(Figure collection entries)
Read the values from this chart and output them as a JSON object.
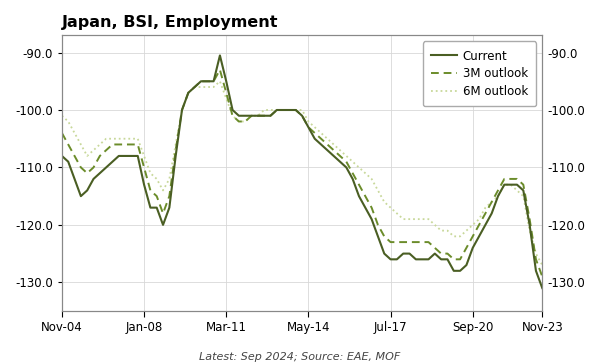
{
  "title": "Japan, BSI, Employment",
  "subtitle": "Latest: Sep 2024; Source: EAE, MOF",
  "ylim": [
    -135,
    -87
  ],
  "yticks": [
    -130.0,
    -120.0,
    -110.0,
    -100.0,
    -90.0
  ],
  "color_current": "#4a5e23",
  "color_3m": "#6b8c2a",
  "color_6m": "#c8d89a",
  "linewidth_current": 1.5,
  "linewidth_3m": 1.4,
  "linewidth_6m": 1.3,
  "x_numeric": [
    0,
    1,
    2,
    3,
    4,
    5,
    6,
    7,
    8,
    9,
    10,
    11,
    12,
    13,
    14,
    15,
    16,
    17,
    18,
    19,
    20,
    21,
    22,
    23,
    24,
    25,
    26,
    27,
    28,
    29,
    30,
    31,
    32,
    33,
    34,
    35,
    36,
    37,
    38,
    39,
    40,
    41,
    42,
    43,
    44,
    45,
    46,
    47,
    48,
    49,
    50,
    51,
    52,
    53,
    54,
    55,
    56,
    57,
    58,
    59,
    60,
    61,
    62,
    63,
    64,
    65,
    66,
    67,
    68,
    69,
    70,
    71,
    72,
    73,
    74,
    75,
    76
  ],
  "current": [
    -108,
    -109,
    -112,
    -115,
    -114,
    -112,
    -111,
    -110,
    -109,
    -108,
    -108,
    -108,
    -108,
    -113,
    -117,
    -117,
    -120,
    -117,
    -108,
    -100,
    -97,
    -96,
    -95,
    -95,
    -95,
    -90.5,
    -95,
    -100,
    -101,
    -101,
    -101,
    -101,
    -101,
    -101,
    -100,
    -100,
    -100,
    -100,
    -101,
    -103,
    -105,
    -106,
    -107,
    -108,
    -109,
    -110,
    -112,
    -115,
    -117,
    -119,
    -122,
    -125,
    -126,
    -126,
    -125,
    -125,
    -126,
    -126,
    -126,
    -125,
    -126,
    -126,
    -128,
    -128,
    -127,
    -124,
    -122,
    -120,
    -118,
    -115,
    -113,
    -113,
    -113,
    -114,
    -120,
    -128,
    -131
  ],
  "outlook_3m": [
    -104,
    -106,
    -108,
    -110,
    -111,
    -110,
    -108,
    -107,
    -106,
    -106,
    -106,
    -106,
    -106,
    -110,
    -114,
    -115,
    -118,
    -115,
    -107,
    -100,
    -97,
    -96,
    -95,
    -95,
    -95,
    -93,
    -97,
    -101,
    -102,
    -102,
    -101,
    -101,
    -101,
    -101,
    -100,
    -100,
    -100,
    -100,
    -101,
    -103,
    -104,
    -105,
    -106,
    -107,
    -108,
    -109,
    -111,
    -113,
    -115,
    -117,
    -120,
    -122,
    -123,
    -123,
    -123,
    -123,
    -123,
    -123,
    -123,
    -124,
    -125,
    -125,
    -126,
    -126,
    -124,
    -122,
    -120,
    -118,
    -116,
    -114,
    -112,
    -112,
    -112,
    -113,
    -119,
    -126,
    -129
  ],
  "outlook_6m": [
    -101,
    -102,
    -104,
    -106,
    -108,
    -107,
    -106,
    -105,
    -105,
    -105,
    -105,
    -105,
    -105,
    -108,
    -111,
    -112,
    -114,
    -112,
    -106,
    -100,
    -97,
    -96,
    -96,
    -96,
    -96,
    -95,
    -98,
    -101,
    -102,
    -102,
    -101,
    -101,
    -100,
    -100,
    -100,
    -100,
    -100,
    -100,
    -100,
    -102,
    -103,
    -104,
    -105,
    -106,
    -107,
    -108,
    -109,
    -110,
    -111,
    -112,
    -114,
    -116,
    -117,
    -118,
    -119,
    -119,
    -119,
    -119,
    -119,
    -120,
    -121,
    -121,
    -122,
    -122,
    -121,
    -120,
    -119,
    -117,
    -116,
    -115,
    -113,
    -113,
    -114,
    -115,
    -121,
    -125,
    -127
  ],
  "xtick_labels": [
    "Nov-04",
    "Jan-08",
    "Mar-11",
    "May-14",
    "Jul-17",
    "Sep-20",
    "Nov-23"
  ],
  "xtick_positions": [
    0,
    13,
    26,
    39,
    52,
    65,
    76
  ],
  "background_color": "#ffffff",
  "grid_color": "#d8d8d8"
}
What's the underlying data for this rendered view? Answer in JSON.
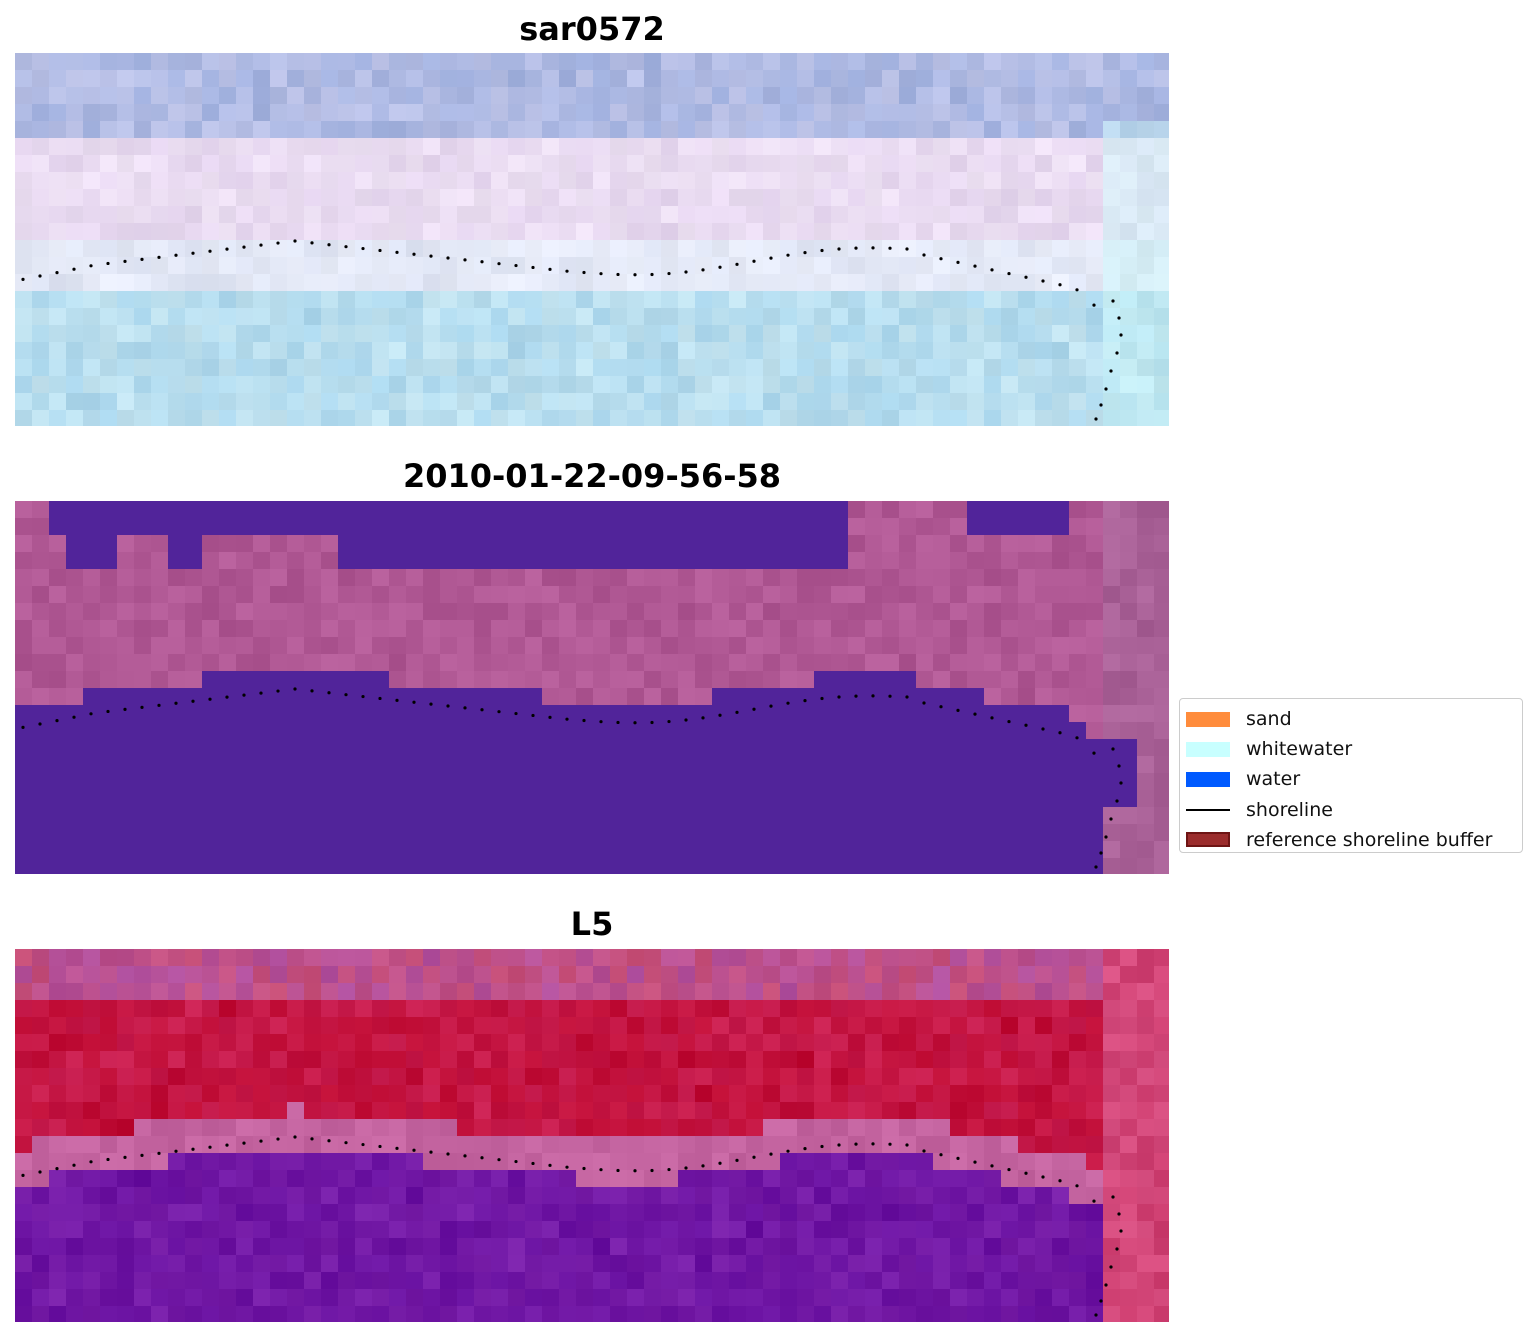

▶ _Directive_: Each line in the listing above either holds the string "this" or does not; state how many do, giving the number only.

▶ _Response_: 2